Stored data
______

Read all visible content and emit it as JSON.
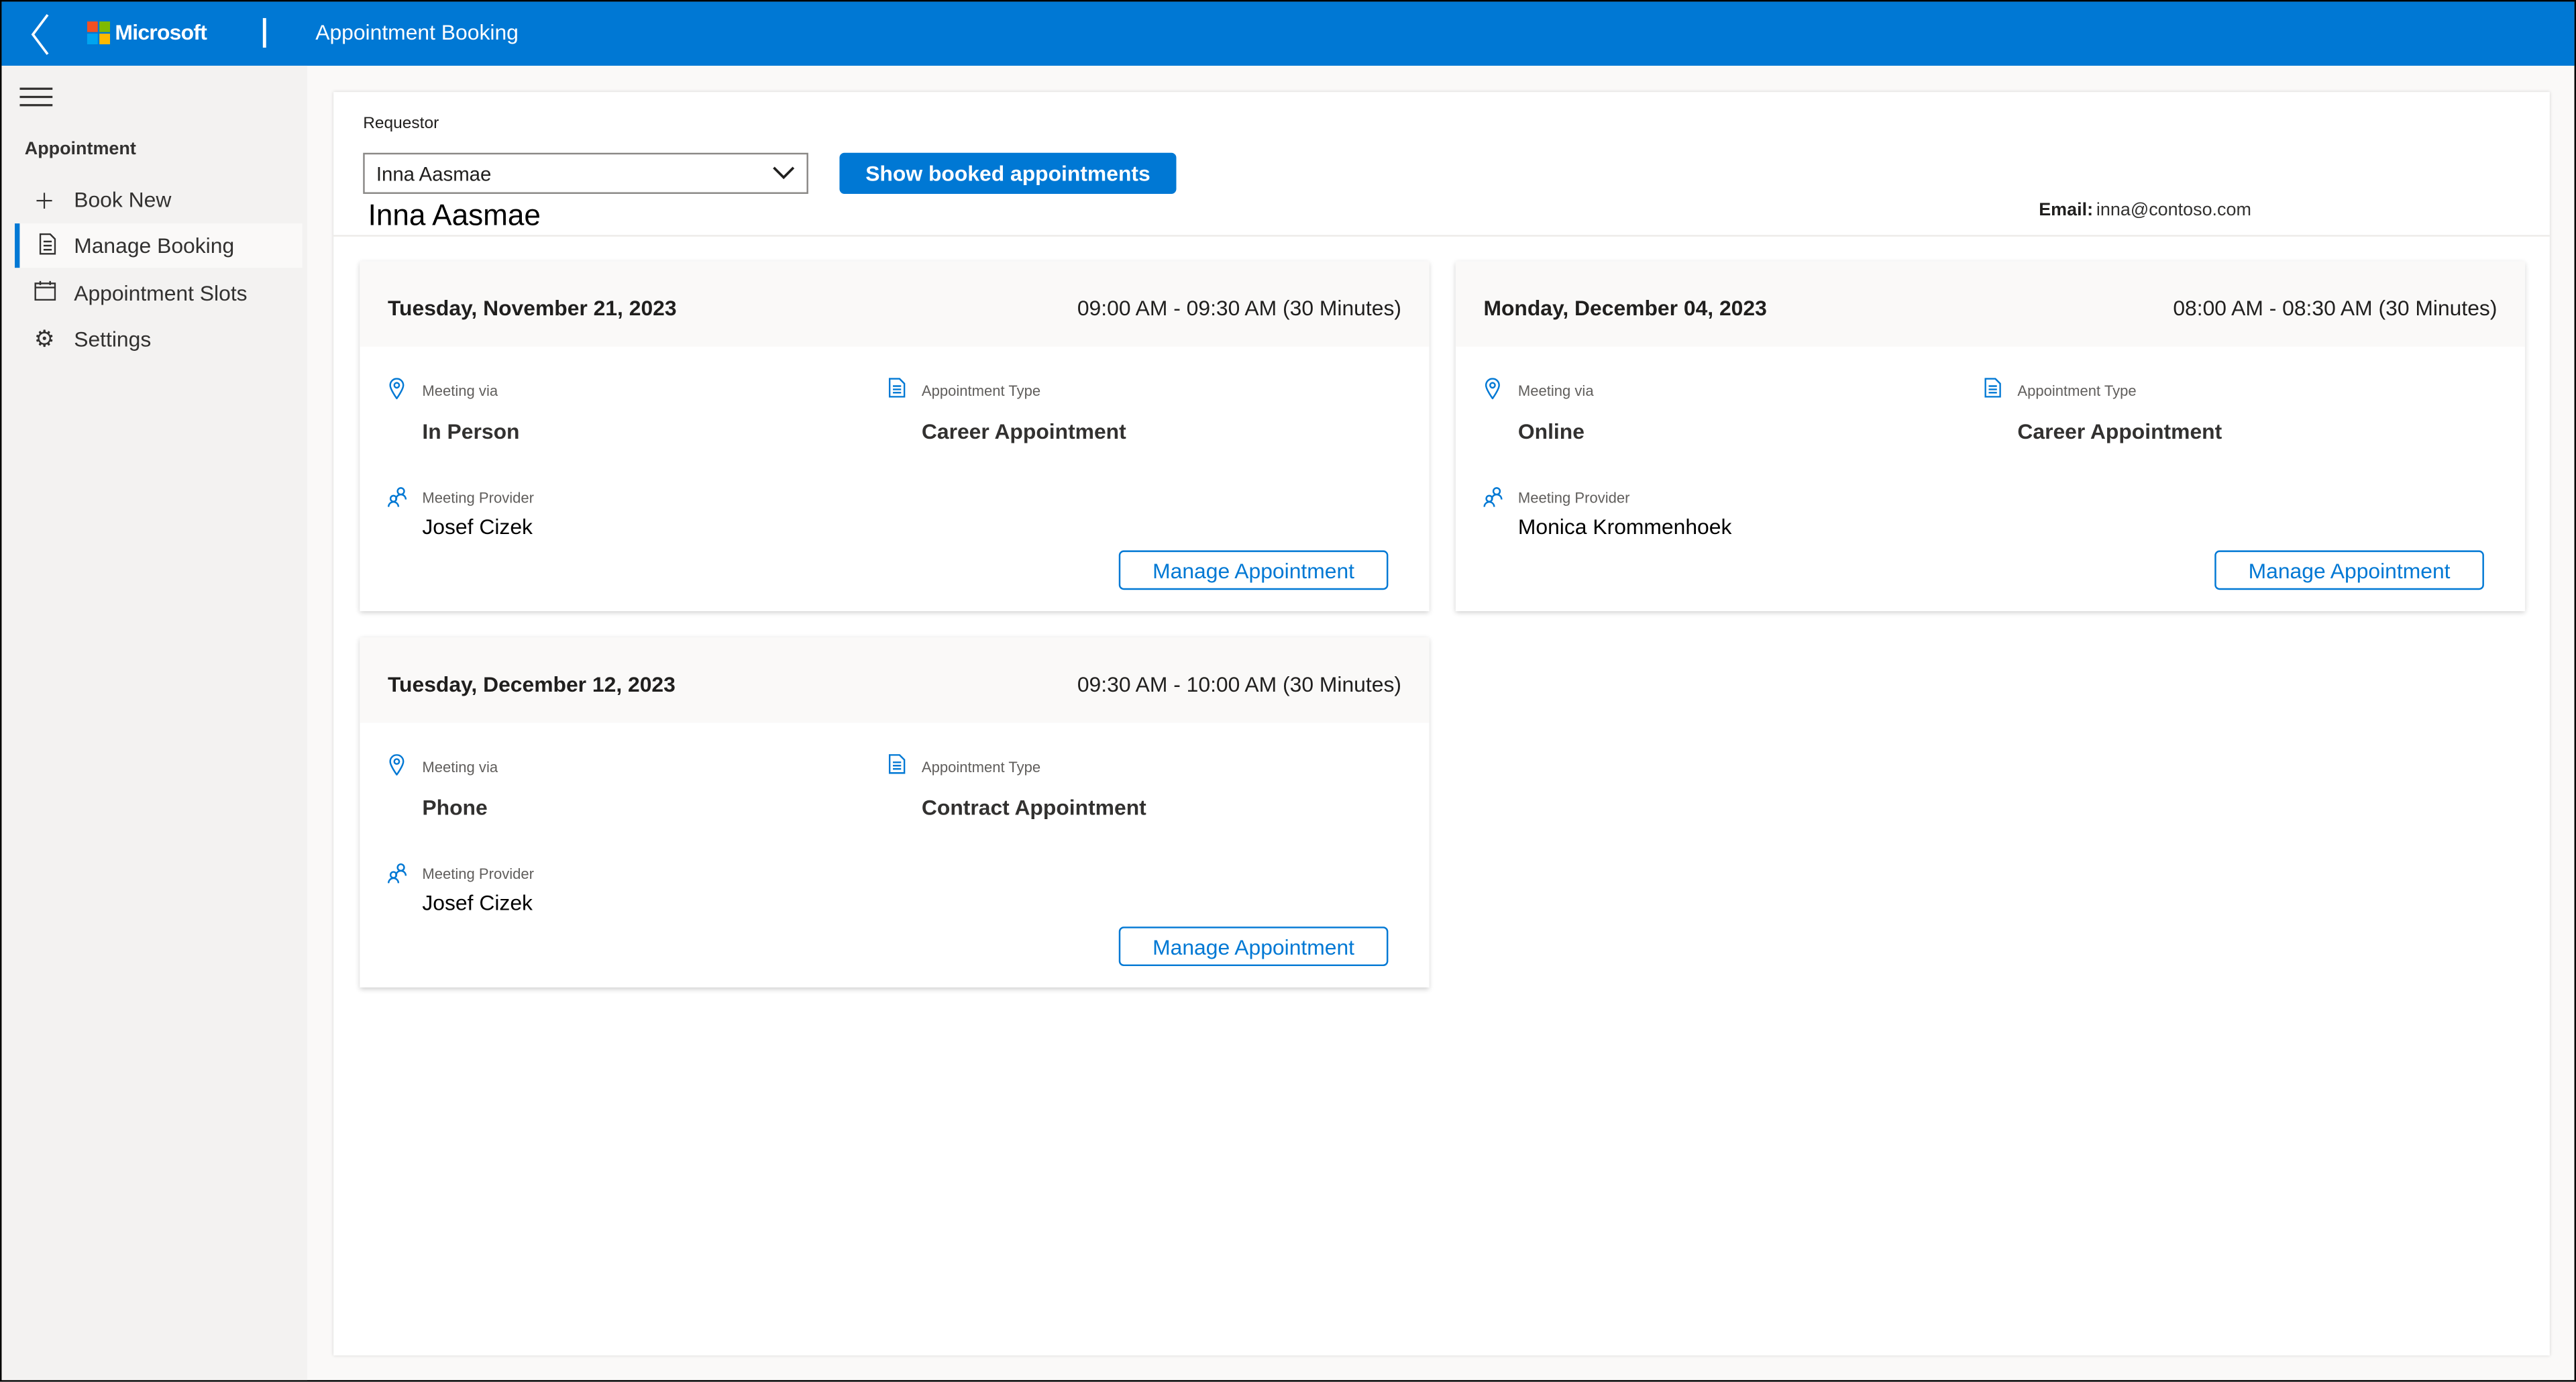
{
  "header": {
    "brand": "Microsoft",
    "title": "Appointment Booking",
    "color": "#0078d4"
  },
  "sidebar": {
    "section": "Appointment",
    "items": [
      {
        "label": "Book New",
        "icon": "plus-icon"
      },
      {
        "label": "Manage Booking",
        "icon": "document-icon",
        "selected": true
      },
      {
        "label": "Appointment Slots",
        "icon": "calendar-icon"
      },
      {
        "label": "Settings",
        "icon": "gear-icon"
      }
    ]
  },
  "requestor": {
    "label": "Requestor",
    "value": "Inna Aasmae",
    "show_button": "Show booked appointments",
    "name": "Inna Aasmae",
    "email_label": "Email:",
    "email": "inna@contoso.com"
  },
  "cards": [
    {
      "date": "Tuesday, November 21, 2023",
      "time": "09:00 AM - 09:30 AM (30 Minutes)",
      "via_label": "Meeting via",
      "via": "In Person",
      "type_label": "Appointment Type",
      "type": "Career Appointment",
      "provider_label": "Meeting Provider",
      "provider": "Josef Cizek",
      "button": "Manage Appointment"
    },
    {
      "date": "Monday, December 04, 2023",
      "time": "08:00 AM - 08:30 AM (30 Minutes)",
      "via_label": "Meeting via",
      "via": "Online",
      "type_label": "Appointment Type",
      "type": "Career Appointment",
      "provider_label": "Meeting Provider",
      "provider": "Monica Krommenhoek",
      "button": "Manage Appointment"
    },
    {
      "date": "Tuesday, December 12, 2023",
      "time": "09:30 AM - 10:00 AM (30 Minutes)",
      "via_label": "Meeting via",
      "via": "Phone",
      "type_label": "Appointment Type",
      "type": "Contract Appointment",
      "provider_label": "Meeting Provider",
      "provider": "Josef Cizek",
      "button": "Manage Appointment"
    }
  ]
}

______

**PROBLEM**. All of the records need repeating exactly, except for the pictures.

**OUTPUT**.
Read all visible content and emit it as JSON.
{
  "header": {
    "brand": "Microsoft",
    "title": "Appointment Booking",
    "color": "#0078d4"
  },
  "sidebar": {
    "section": "Appointment",
    "items": [
      {
        "label": "Book New",
        "icon": "plus-icon"
      },
      {
        "label": "Manage Booking",
        "icon": "document-icon",
        "selected": true
      },
      {
        "label": "Appointment Slots",
        "icon": "calendar-icon"
      },
      {
        "label": "Settings",
        "icon": "gear-icon"
      }
    ]
  },
  "requestor": {
    "label": "Requestor",
    "value": "Inna Aasmae",
    "show_button": "Show booked appointments",
    "name": "Inna Aasmae",
    "email_label": "Email:",
    "email": "inna@contoso.com"
  },
  "cards": [
    {
      "date": "Tuesday, November 21, 2023",
      "time": "09:00 AM - 09:30 AM (30 Minutes)",
      "via_label": "Meeting via",
      "via": "In Person",
      "type_label": "Appointment Type",
      "type": "Career Appointment",
      "provider_label": "Meeting Provider",
      "provider": "Josef Cizek",
      "button": "Manage Appointment"
    },
    {
      "date": "Monday, December 04, 2023",
      "time": "08:00 AM - 08:30 AM (30 Minutes)",
      "via_label": "Meeting via",
      "via": "Online",
      "type_label": "Appointment Type",
      "type": "Career Appointment",
      "provider_label": "Meeting Provider",
      "provider": "Monica Krommenhoek",
      "button": "Manage Appointment"
    },
    {
      "date": "Tuesday, December 12, 2023",
      "time": "09:30 AM - 10:00 AM (30 Minutes)",
      "via_label": "Meeting via",
      "via": "Phone",
      "type_label": "Appointment Type",
      "type": "Contract Appointment",
      "provider_label": "Meeting Provider",
      "provider": "Josef Cizek",
      "button": "Manage Appointment"
    }
  ]
}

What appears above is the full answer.